▶ WORK REQUIRED
Once you have read the data below, set it all down again exactly.

[Entries from a page text collection]
"""
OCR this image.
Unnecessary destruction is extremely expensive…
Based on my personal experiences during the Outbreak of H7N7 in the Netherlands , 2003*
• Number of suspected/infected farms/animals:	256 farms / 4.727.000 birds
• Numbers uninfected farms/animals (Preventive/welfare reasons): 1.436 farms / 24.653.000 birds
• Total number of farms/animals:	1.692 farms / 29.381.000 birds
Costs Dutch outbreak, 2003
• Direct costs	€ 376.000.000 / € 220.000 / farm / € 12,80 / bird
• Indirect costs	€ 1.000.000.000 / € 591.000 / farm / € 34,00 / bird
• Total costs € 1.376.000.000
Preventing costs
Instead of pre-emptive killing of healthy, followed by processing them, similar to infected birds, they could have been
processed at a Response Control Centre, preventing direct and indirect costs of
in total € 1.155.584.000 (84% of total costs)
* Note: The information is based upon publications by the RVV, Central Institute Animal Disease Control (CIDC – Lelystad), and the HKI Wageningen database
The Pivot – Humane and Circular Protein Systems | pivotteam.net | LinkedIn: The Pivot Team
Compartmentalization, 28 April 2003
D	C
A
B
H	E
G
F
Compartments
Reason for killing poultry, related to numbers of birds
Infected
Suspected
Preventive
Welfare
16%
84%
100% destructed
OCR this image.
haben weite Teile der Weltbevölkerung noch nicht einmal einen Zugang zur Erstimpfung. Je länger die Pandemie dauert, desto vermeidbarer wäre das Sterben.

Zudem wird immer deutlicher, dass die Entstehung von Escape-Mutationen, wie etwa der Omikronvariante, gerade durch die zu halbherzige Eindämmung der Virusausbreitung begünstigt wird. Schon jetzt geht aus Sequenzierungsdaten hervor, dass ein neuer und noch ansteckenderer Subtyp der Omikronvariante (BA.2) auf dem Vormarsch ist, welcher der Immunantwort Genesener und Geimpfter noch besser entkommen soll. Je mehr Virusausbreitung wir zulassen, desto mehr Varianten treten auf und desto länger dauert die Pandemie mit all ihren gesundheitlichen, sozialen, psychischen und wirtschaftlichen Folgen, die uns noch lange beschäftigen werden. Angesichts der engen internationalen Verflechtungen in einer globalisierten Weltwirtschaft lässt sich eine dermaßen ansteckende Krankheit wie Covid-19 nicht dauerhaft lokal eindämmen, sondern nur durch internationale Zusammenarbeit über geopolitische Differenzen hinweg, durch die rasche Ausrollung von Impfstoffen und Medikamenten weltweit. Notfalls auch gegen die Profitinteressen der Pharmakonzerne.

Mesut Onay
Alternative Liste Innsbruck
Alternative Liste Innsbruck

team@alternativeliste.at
"""
▶ TASK ANSWER
OCR this image.
Unnecessary destruction is extremely expensive…
Based on my personal experiences during the Outbreak of H7N7 in the Netherlands , 2003*
• Number of suspected/infected farms/animals:	256 farms / 4.727.000 birds
• Numbers uninfected farms/animals (Preventive/welfare reasons): 1.436 farms / 24.653.000 birds
• Total number of farms/animals:	1.692 farms / 29.381.000 birds
Costs Dutch outbreak, 2003
• Direct costs	€ 376.000.000 / € 220.000 / farm / € 12,80 / bird
• Indirect costs	€ 1.000.000.000 / € 591.000 / farm / € 34,00 / bird
• Total costs € 1.376.000.000
Preventing costs
Instead of pre-emptive killing of healthy, followed by processing them, similar to infected birds, they could have been
processed at a Response Control Centre, preventing direct and indirect costs of
in total € 1.155.584.000 (84% of total costs)
* Note: The information is based upon publications by the RVV, Central Institute Animal Disease Control (CIDC – Lelystad), and the HKI Wageningen database
The Pivot – Humane and Circular Protein Systems | pivotteam.net | LinkedIn: The Pivot Team
Compartmentalization, 28 April 2003
D	C
A
B
H	E
G
F
Compartments
Reason for killing poultry, related to numbers of birds
Infected
Suspected
Preventive
Welfare
16%
84%
100% destructed
OCR this image.
haben weite Teile der Weltbevölkerung noch nicht einmal einen Zugang zur Erstimpfung. Je länger die Pandemie dauert, desto vermeidbarer wäre das Sterben.

Zudem wird immer deutlicher, dass die Entstehung von Escape-Mutationen, wie etwa der Omikronvariante, gerade durch die zu halbherzige Eindämmung der Virusausbreitung begünstigt wird. Schon jetzt geht aus Sequenzierungsdaten hervor, dass ein neuer und noch ansteckenderer Subtyp der Omikronvariante (BA.2) auf dem Vormarsch ist, welcher der Immunantwort Genesener und Geimpfter noch besser entkommen soll. Je mehr Virusausbreitung wir zulassen, desto mehr Varianten treten auf und desto länger dauert die Pandemie mit all ihren gesundheitlichen, sozialen, psychischen und wirtschaftlichen Folgen, die uns noch lange beschäftigen werden. Angesichts der engen internationalen Verflechtungen in einer globalisierten Weltwirtschaft lässt sich eine dermaßen ansteckende Krankheit wie Covid-19 nicht dauerhaft lokal eindämmen, sondern nur durch internationale Zusammenarbeit über geopolitische Differenzen hinweg, durch die rasche Ausrollung von Impfstoffen und Medikamenten weltweit. Notfalls auch gegen die Profitinteressen der Pharmakonzerne.

Mesut Onay
Alternative Liste Innsbruck
Alternative Liste Innsbruck

team@alternativeliste.at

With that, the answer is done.